▶ _Exercise task_
Make an exact copy of each entry, leaving out every picture.

/---

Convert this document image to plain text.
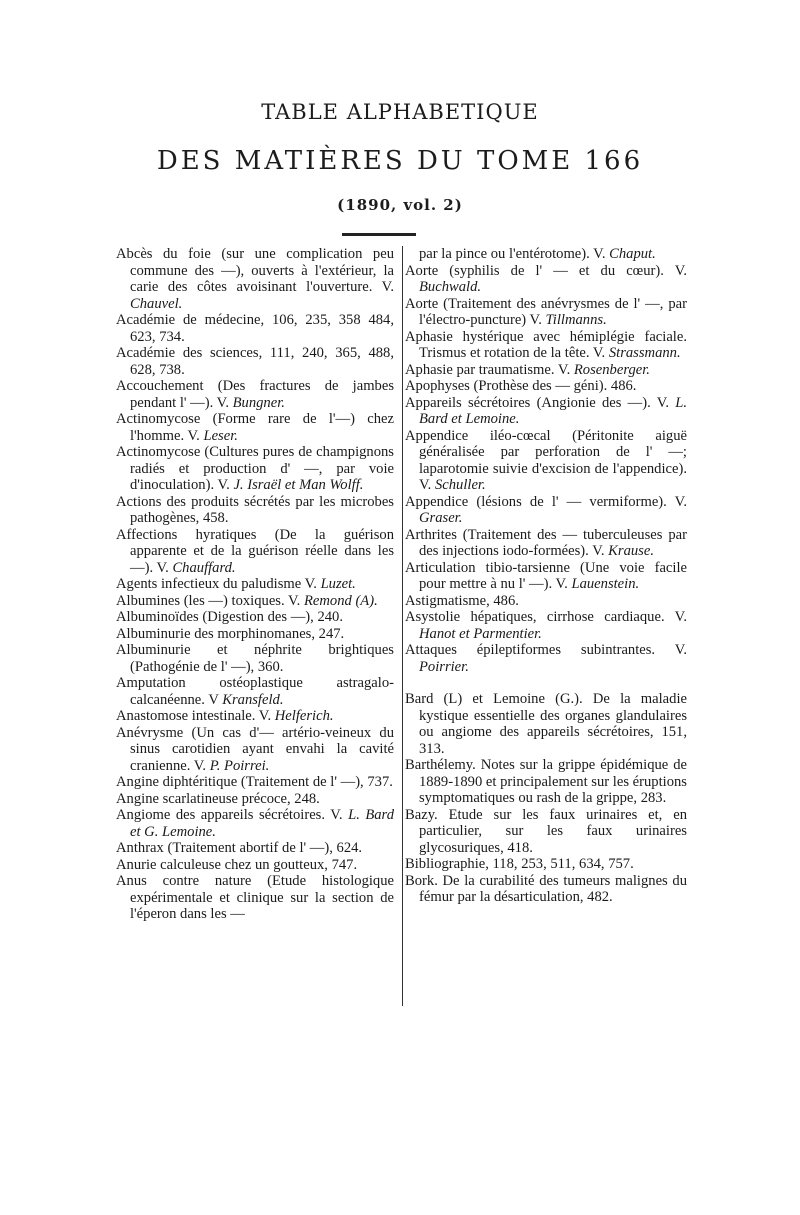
TABLE ALPHABETIQUE
DES MATIÈRES DU TOME 166
(1890, vol. 2)

Abcès du foie (sur une complication peu commune des —), ouverts à l'extérieur, la carie des côtes avoisinant l'ouverture. V. Chauvel.

Académie de médecine, 106, 235, 358 484, 623, 734.

Académie des sciences, 111, 240, 365, 488, 628, 738.

Accouchement (Des fractures de jambes pendant l' —). V. Bungner.

Actinomycose (Forme rare de l'—) chez l'homme. V. Leser.

Actinomycose (Cultures pures de champignons radiés et production d' —, par voie d'inoculation). V. J. Israël et Man Wolff.

Actions des produits sécrétés par les microbes pathogènes, 458.

Affections hyratiques (De la guérison apparente et de la guérison réelle dans les —). V. Chauffard.

Agents infectieux du paludisme V. Luzet.

Albumines (les —) toxiques. V. Remond (A).

Albuminoïdes (Digestion des —), 240.

Albuminurie des morphinomanes, 247.

Albuminurie et néphrite brightiques (Pathogénie de l' —), 360.

Amputation ostéoplastique astragalo-calcanéenne. V Kransfeld.

Anastomose intestinale. V. Helferich.

Anévrysme (Un cas d'— artério-veineux du sinus carotidien ayant envahi la cavité cranienne. V. P. Poirrei.

Angine diphtéritique (Traitement de l' —), 737.

Angine scarlatineuse précoce, 248.

Angiome des appareils sécrétoires. V. L. Bard et G. Lemoine.

Anthrax (Traitement abortif de l' —), 624.

Anurie calculeuse chez un goutteux, 747.

Anus contre nature (Etude histologique expérimentale et clinique sur la section de l'éperon dans les —

par la pince ou l'entérotome). V. Chaput.

Aorte (syphilis de l' — et du cœur). V. Buchwald.

Aorte (Traitement des anévrysmes de l' —, par l'électro-puncture) V. Tillmanns.

Aphasie hystérique avec hémiplégie faciale. Trismus et rotation de la tête. V. Strassmann.

Aphasie par traumatisme. V. Rosenberger.

Apophyses (Prothèse des — géni). 486.

Appareils sécrétoires (Angionie des —). V. L. Bard et Lemoine.

Appendice iléo-cœcal (Péritonite aiguë généralisée par perforation de l' —; laparotomie suivie d'excision de l'appendice). V. Schuller.

Appendice (lésions de l' — vermiforme). V. Graser.

Arthrites (Traitement des — tuberculeuses par des injections iodo-formées). V. Krause.

Articulation tibio-tarsienne (Une voie facile pour mettre à nu l' —). V. Lauenstein.

Astigmatisme, 486.

Asystolie hépatiques, cirrhose cardiaque. V. Hanot et Parmentier.

Attaques épileptiformes subintrantes. V. Poirrier.

Bard (L) et Lemoine (G.). De la maladie kystique essentielle des organes glandulaires ou angiome des appareils sécrétoires, 151, 313.

Barthélemy. Notes sur la grippe épidémique de 1889-1890 et principalement sur les éruptions symptomatiques ou rash de la grippe, 283.

Bazy. Etude sur les faux urinaires et, en particulier, sur les faux urinaires glycosuriques, 418.

Bibliographie, 118, 253, 511, 634, 757.

Bork. De la curabilité des tumeurs malignes du fémur par la désarticulation, 482.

\---

▶ _Correct result_
Convert this document image to plain text.
TABLE ALPHABETIQUE
DES MATIÈRES DU TOME 166
(1890, vol. 2)

Abcès du foie (sur une complication peu commune des —), ouverts à l'extérieur, la carie des côtes avoisinant l'ouverture. V. Chauvel.

Académie de médecine, 106, 235, 358 484, 623, 734.

Académie des sciences, 111, 240, 365, 488, 628, 738.

Accouchement (Des fractures de jambes pendant l' —). V. Bungner.

Actinomycose (Forme rare de l'—) chez l'homme. V. Leser.

Actinomycose (Cultures pures de champignons radiés et production d' —, par voie d'inoculation). V. J. Israël et Man Wolff.

Actions des produits sécrétés par les microbes pathogènes, 458.

Affections hyratiques (De la guérison apparente et de la guérison réelle dans les —). V. Chauffard.

Agents infectieux du paludisme V. Luzet.

Albumines (les —) toxiques. V. Remond (A).

Albuminoïdes (Digestion des —), 240.

Albuminurie des morphinomanes, 247.

Albuminurie et néphrite brightiques (Pathogénie de l' —), 360.

Amputation ostéoplastique astragalo-calcanéenne. V Kransfeld.

Anastomose intestinale. V. Helferich.

Anévrysme (Un cas d'— artério-veineux du sinus carotidien ayant envahi la cavité cranienne. V. P. Poirrei.

Angine diphtéritique (Traitement de l' —), 737.

Angine scarlatineuse précoce, 248.

Angiome des appareils sécrétoires. V. L. Bard et G. Lemoine.

Anthrax (Traitement abortif de l' —), 624.

Anurie calculeuse chez un goutteux, 747.

Anus contre nature (Etude histologique expérimentale et clinique sur la section de l'éperon dans les —

par la pince ou l'entérotome). V. Chaput.

Aorte (syphilis de l' — et du cœur). V. Buchwald.

Aorte (Traitement des anévrysmes de l' —, par l'électro-puncture) V. Tillmanns.

Aphasie hystérique avec hémiplégie faciale. Trismus et rotation de la tête. V. Strassmann.

Aphasie par traumatisme. V. Rosenberger.

Apophyses (Prothèse des — géni). 486.

Appareils sécrétoires (Angionie des —). V. L. Bard et Lemoine.

Appendice iléo-cœcal (Péritonite aiguë généralisée par perforation de l' —; laparotomie suivie d'excision de l'appendice). V. Schuller.

Appendice (lésions de l' — vermiforme). V. Graser.

Arthrites (Traitement des — tuberculeuses par des injections iodo-formées). V. Krause.

Articulation tibio-tarsienne (Une voie facile pour mettre à nu l' —). V. Lauenstein.

Astigmatisme, 486.

Asystolie hépatiques, cirrhose cardiaque. V. Hanot et Parmentier.

Attaques épileptiformes subintrantes. V. Poirrier.

Bard (L) et Lemoine (G.). De la maladie kystique essentielle des organes glandulaires ou angiome des appareils sécrétoires, 151, 313.

Barthélemy. Notes sur la grippe épidémique de 1889-1890 et principalement sur les éruptions symptomatiques ou rash de la grippe, 283.

Bazy. Etude sur les faux urinaires et, en particulier, sur les faux urinaires glycosuriques, 418.

Bibliographie, 118, 253, 511, 634, 757.

Bork. De la curabilité des tumeurs malignes du fémur par la désarticulation, 482.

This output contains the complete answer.